[What is being asked]: Which lines include the word "vállalkozási"? Copy each of them.

[Lines of data]:
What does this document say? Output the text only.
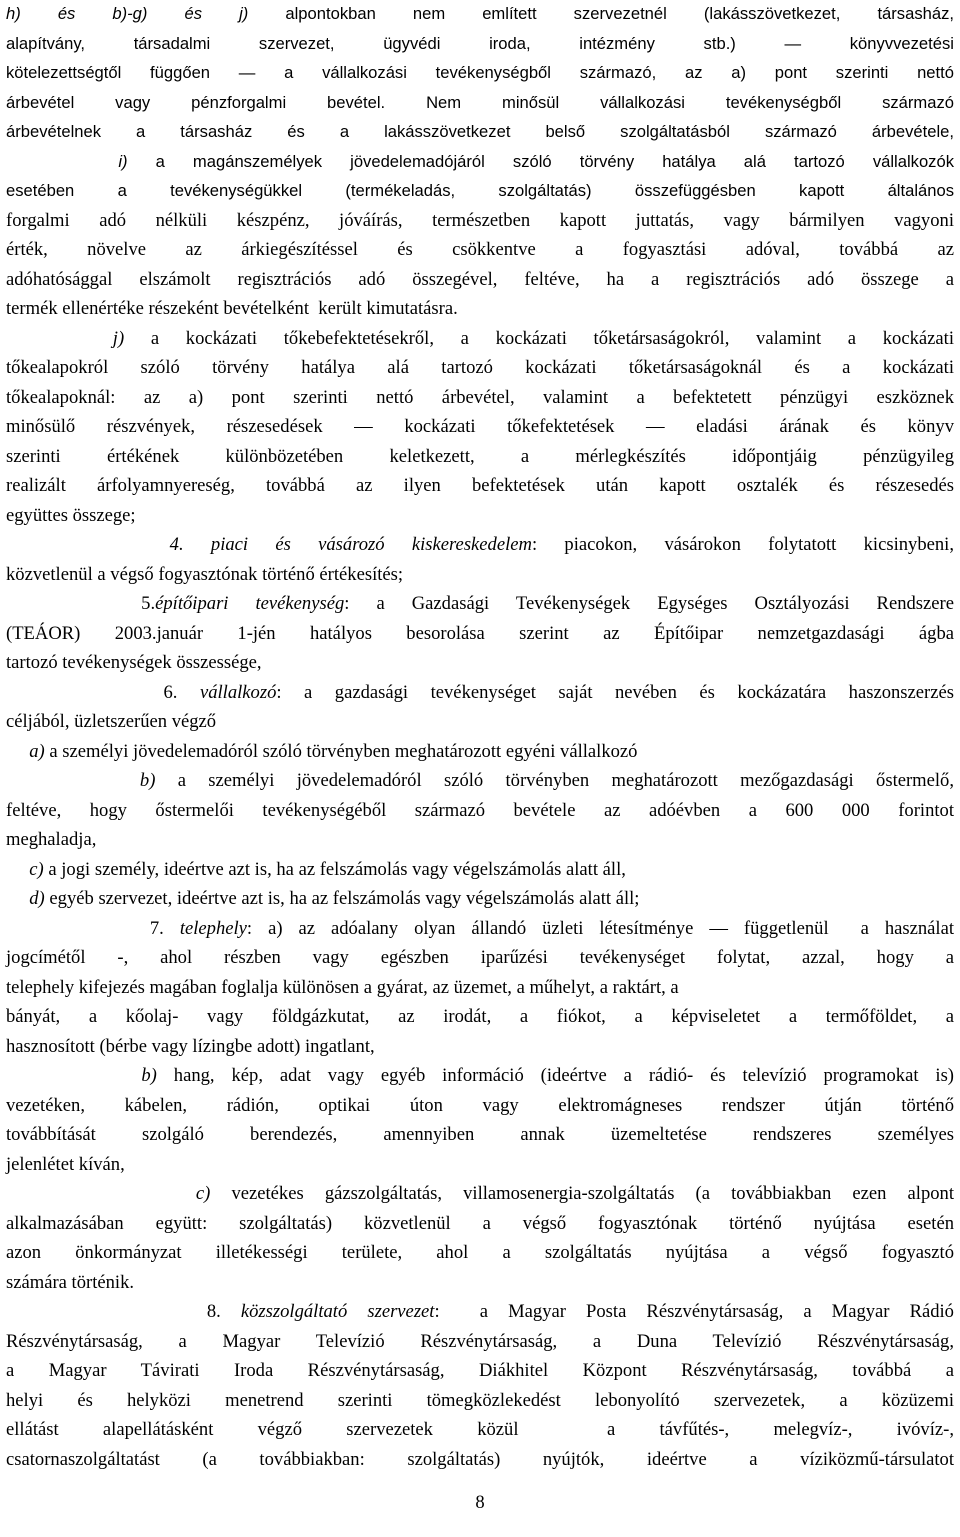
h) és b)-g) és j) alpontokban nem említett szervezetnél (lakásszövetkezet, társasház,
alapítvány, társadalmi szervezet, ügyvédi iroda, intézmény stb.) — könyvvezetési
kötelezettségtől függően — a vállalkozási tevékenységből származó, az a) pont szerinti nettó
árbevétel vagy pénzforgalmi bevétel. Nem minősül vállalkozási tevékenységből származó
árbevételnek a társasház és a lakásszövetkezet belső szolgáltatásból származó árbevétele,
i) a magánszemélyek jövedelemadójáról szóló törvény hatálya alá tartozó vállalkozók
esetében a tevékenységükkel (termékeladás, szolgáltatás) összefüggésben kapott általános
forgalmi adó nélküli készpénz, jóváírás, természetben kapott juttatás, vagy bármilyen vagyoni
érték, növelve az árkiegészítéssel és csökkentve a fogyasztási adóval, továbbá az
adóhatósággal elszámolt regisztrációs adó összegével, feltéve, ha a regisztrációs adó összege a
termék ellenértéke részeként bevételként  került kimutatásra.
j) a kockázati tőkebefektetésekről, a kockázati tőketársaságokról, valamint a kockázati
tőkealapokról szóló törvény hatálya alá tartozó kockázati tőketársaságoknál és a kockázati
tőkealapoknál: az a) pont szerinti nettó árbevétel, valamint a befektetett pénzügyi eszköznek
minősülő részvények, részesedések — kockázati tőkefektetések — eladási árának és könyv
szerinti értékének különbözetében keletkezett, a mérlegkészítés időpontjáig pénzügyileg
realizált árfolyamnyereség, továbbá az ilyen befektetések után kapott osztalék és részesedés
együttes összege;
4. piaci és vásározó kiskereskedelem: piacokon, vásárokon folytatott kicsinybeni,
közvetlenül a végső fogyasztónak történő értékesítés;
5.építőipari tevékenység: a Gazdasági Tevékenységek Egységes Osztályozási Rendszere
(TEÁOR) 2003.január 1-jén hatályos besorolása szerint az Építőipar nemzetgazdasági ágba
tartozó tevékenységek összessége,
6. vállalkozó: a gazdasági tevékenységet saját nevében és kockázatára haszonszerzés
céljából, üzletszerűen végző
a) a személyi jövedelemadóról szóló törvényben meghatározott egyéni vállalkozó
b) a személyi jövedelemadóról szóló törvényben meghatározott mezőgazdasági őstermelő,
feltéve, hogy őstermelői tevékenységéből származó bevétele az adóévben a 600 000 forintot
meghaladja,
c) a jogi személy, ideértve azt is, ha az felszámolás vagy végelszámolás alatt áll,
d) egyéb szervezet, ideértve azt is, ha az felszámolás vagy végelszámolás alatt áll;
7. telephely: a) az adóalany olyan állandó üzleti létesítménye — függetlenül  a használat
jogcímétől -, ahol részben vagy egészben iparűzési tevékenységet folytat, azzal, hogy a
telephely kifejezés magában foglalja különösen a gyárat, az üzemet, a műhelyt, a raktárt, a
bányát, a kőolaj- vagy földgázkutat, az irodát, a fiókot, a képviseletet a termőföldet, a
hasznosított (bérbe vagy lízingbe adott) ingatlant,
b) hang, kép, adat vagy egyéb információ (ideértve a rádió- és televízió programokat is)
vezetéken, kábelen, rádión, optikai úton vagy elektromágneses rendszer útján történő
továbbítását szolgáló berendezés, amennyiben annak üzemeltetése rendszeres személyes
jelenlétet kíván,
c) vezetékes gázszolgáltatás, villamosenergia-szolgáltatás (a továbbiakban ezen alpont
alkalmazásában együtt: szolgáltatás) közvetlenül a végső fogyasztónak történő nyújtása esetén
azon önkormányzat illetékességi területe, ahol a szolgáltatás nyújtása a végső fogyasztó
számára történik.
8. közszolgáltató szervezet:  a Magyar Posta Részvénytársaság, a Magyar Rádió
Részvénytársaság, a Magyar Televízió Részvénytársaság, a Duna Televízió Részvénytársaság,
a Magyar Távirati Iroda Részvénytársaság, Diákhitel Központ Részvénytársaság, továbbá a
helyi és helyközi menetrend szerinti tömegközlekedést lebonyolító szervezetek, a közüzemi
ellátást alapellátásként végző szervezetek közül  a távfűtés-, melegvíz-, ivóvíz-,
csatornaszolgáltatást (a továbbiakban: szolgáltatás) nyújtók, ideértve a víziközmű-társulatot
8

[Result for this task]:
kötelezettségtől függően — a vállalkozási tevékenységből származó, az a) pont szerinti nettó
árbevétel vagy pénzforgalmi bevétel. Nem minősül vállalkozási tevékenységből származó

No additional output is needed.